● **Assigned task**: Exactly as it appears, restate the whole listing.

● **Input material**:
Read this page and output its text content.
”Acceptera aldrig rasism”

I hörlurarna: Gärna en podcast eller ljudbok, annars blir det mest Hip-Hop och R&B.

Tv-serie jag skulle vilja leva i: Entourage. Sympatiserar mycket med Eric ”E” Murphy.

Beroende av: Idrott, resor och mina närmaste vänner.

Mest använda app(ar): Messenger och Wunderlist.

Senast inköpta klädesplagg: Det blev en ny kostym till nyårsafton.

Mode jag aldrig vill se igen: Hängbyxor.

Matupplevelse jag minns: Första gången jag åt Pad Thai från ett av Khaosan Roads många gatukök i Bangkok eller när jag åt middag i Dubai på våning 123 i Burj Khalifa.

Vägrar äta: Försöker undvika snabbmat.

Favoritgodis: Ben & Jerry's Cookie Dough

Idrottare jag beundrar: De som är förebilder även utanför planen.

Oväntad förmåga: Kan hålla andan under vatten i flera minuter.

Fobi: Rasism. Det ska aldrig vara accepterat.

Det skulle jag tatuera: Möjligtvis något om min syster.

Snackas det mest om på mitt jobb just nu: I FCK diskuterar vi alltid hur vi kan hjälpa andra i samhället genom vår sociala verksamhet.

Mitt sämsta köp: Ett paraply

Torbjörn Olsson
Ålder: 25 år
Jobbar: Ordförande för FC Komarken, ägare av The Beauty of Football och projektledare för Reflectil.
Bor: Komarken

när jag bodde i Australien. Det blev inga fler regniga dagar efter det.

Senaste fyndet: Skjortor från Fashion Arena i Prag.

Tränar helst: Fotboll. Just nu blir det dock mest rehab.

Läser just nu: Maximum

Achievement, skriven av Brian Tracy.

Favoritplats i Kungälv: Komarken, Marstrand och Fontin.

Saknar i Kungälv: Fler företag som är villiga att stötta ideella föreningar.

● **Answer space**:
Read this page and output its text content.
”Acceptera aldrig rasism”

I hörlurarna: Gärna en podcast eller ljudbok, annars blir det mest Hip-Hop och R&B.

Tv-serie jag skulle vilja leva i: Entourage. Sympatiserar mycket med Eric ”E” Murphy.

Beroende av: Idrott, resor och mina närmaste vänner.

Mest använda app(ar): Messenger och Wunderlist.

Senast inköpta klädesplagg: Det blev en ny kostym till nyårsafton.

Mode jag aldrig vill se igen: Hängbyxor.

Matupplevelse jag minns: Första gången jag åt Pad Thai från ett av Khaosan Roads många gatukök i Bangkok eller när jag åt middag i Dubai på våning 123 i Burj Khalifa.

Vägrar äta: Försöker undvika snabbmat.

Favoritgodis: Ben & Jerry's Cookie Dough

Idrottare jag beundrar: De som är förebilder även utanför planen.

Oväntad förmåga: Kan hålla andan under vatten i flera minuter.

Fobi: Rasism. Det ska aldrig vara accepterat.

Det skulle jag tatuera: Möjligtvis något om min syster.

Snackas det mest om på mitt jobb just nu: I FCK diskuterar vi alltid hur vi kan hjälpa andra i samhället genom vår sociala verksamhet.

Mitt sämsta köp: Ett paraply

Torbjörn Olsson
Ålder: 25 år
Jobbar: Ordförande för FC Komarken, ägare av The Beauty of Football och projektledare för Reflectil.
Bor: Komarken

när jag bodde i Australien. Det blev inga fler regniga dagar efter det.

Senaste fyndet: Skjortor från Fashion Arena i Prag.

Tränar helst: Fotboll. Just nu blir det dock mest rehab.

Läser just nu: Maximum

Achievement, skriven av Brian Tracy.

Favoritplats i Kungälv: Komarken, Marstrand och Fontin.

Saknar i Kungälv: Fler företag som är villiga att stötta ideella föreningar.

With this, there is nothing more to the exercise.